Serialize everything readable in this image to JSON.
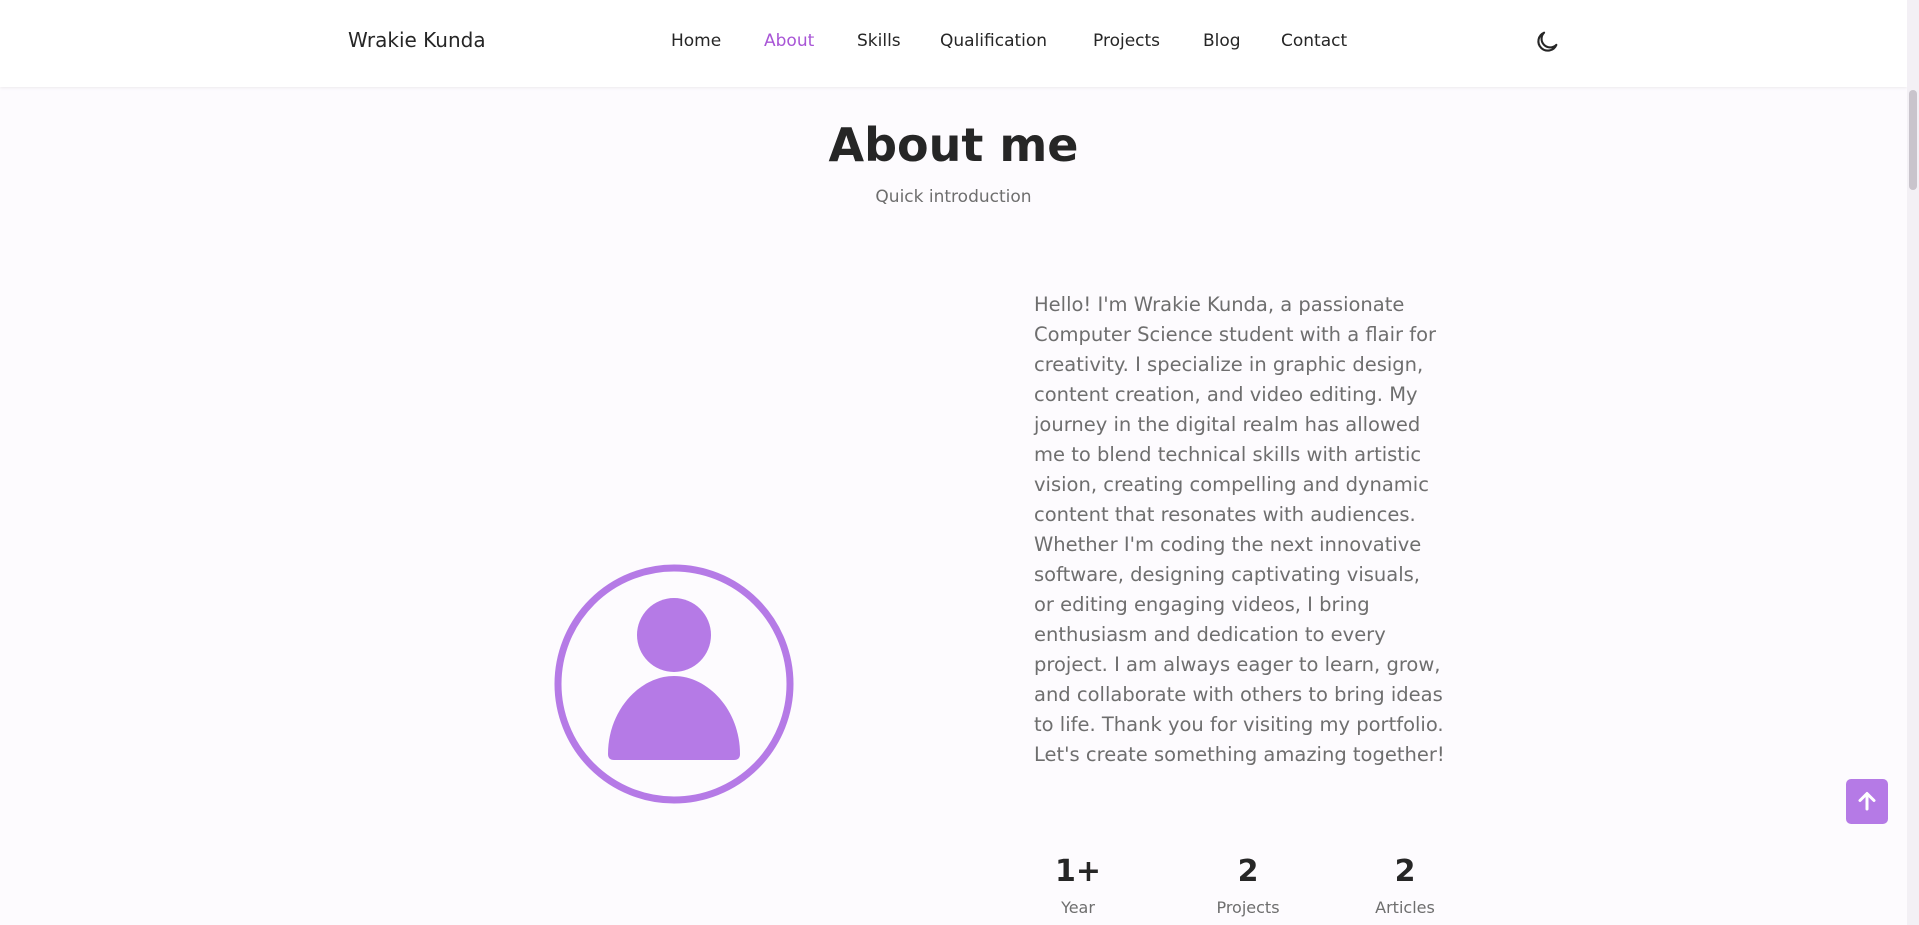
{
  "header": {
    "logo": "Wrakie Kunda",
    "nav": [
      "Home",
      "About",
      "Skills",
      "Qualification",
      "Projects",
      "Blog",
      "Contact"
    ],
    "active_nav": "About",
    "theme_icon": "moon-icon"
  },
  "about": {
    "title": "About me",
    "subtitle": "Quick introduction",
    "avatar_icon": "user-icon",
    "description": "Hello! I'm Wrakie Kunda, a passionate Computer Science student with a flair for creativity. I specialize in graphic design, content creation, and video editing. My journey in the digital realm has allowed me to blend technical skills with artistic vision, creating compelling and dynamic content that resonates with audiences. Whether I'm coding the next innovative software, designing captivating visuals, or editing engaging videos, I bring enthusiasm and dedication to every project. I am always eager to learn, grow, and collaborate with others to bring ideas to life. Thank you for visiting my portfolio. Let's create something amazing together!",
    "stats": [
      {
        "value": "1+",
        "label": "Year"
      },
      {
        "value": "2",
        "label": "Projects"
      },
      {
        "value": "2",
        "label": "Articles"
      }
    ]
  },
  "scroll_top_icon": "arrow-up-icon",
  "colors": {
    "accent": "#b57ae6",
    "active_link": "#a855d6",
    "background": "#fdfbfe",
    "heading": "#262626",
    "body_text": "#6e6e6e"
  }
}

# Exercise aim
Pull every line containing "label" out of the data above.

# Exercise answer
        "label": "Year"
        "label": "Projects"
        "label": "Articles"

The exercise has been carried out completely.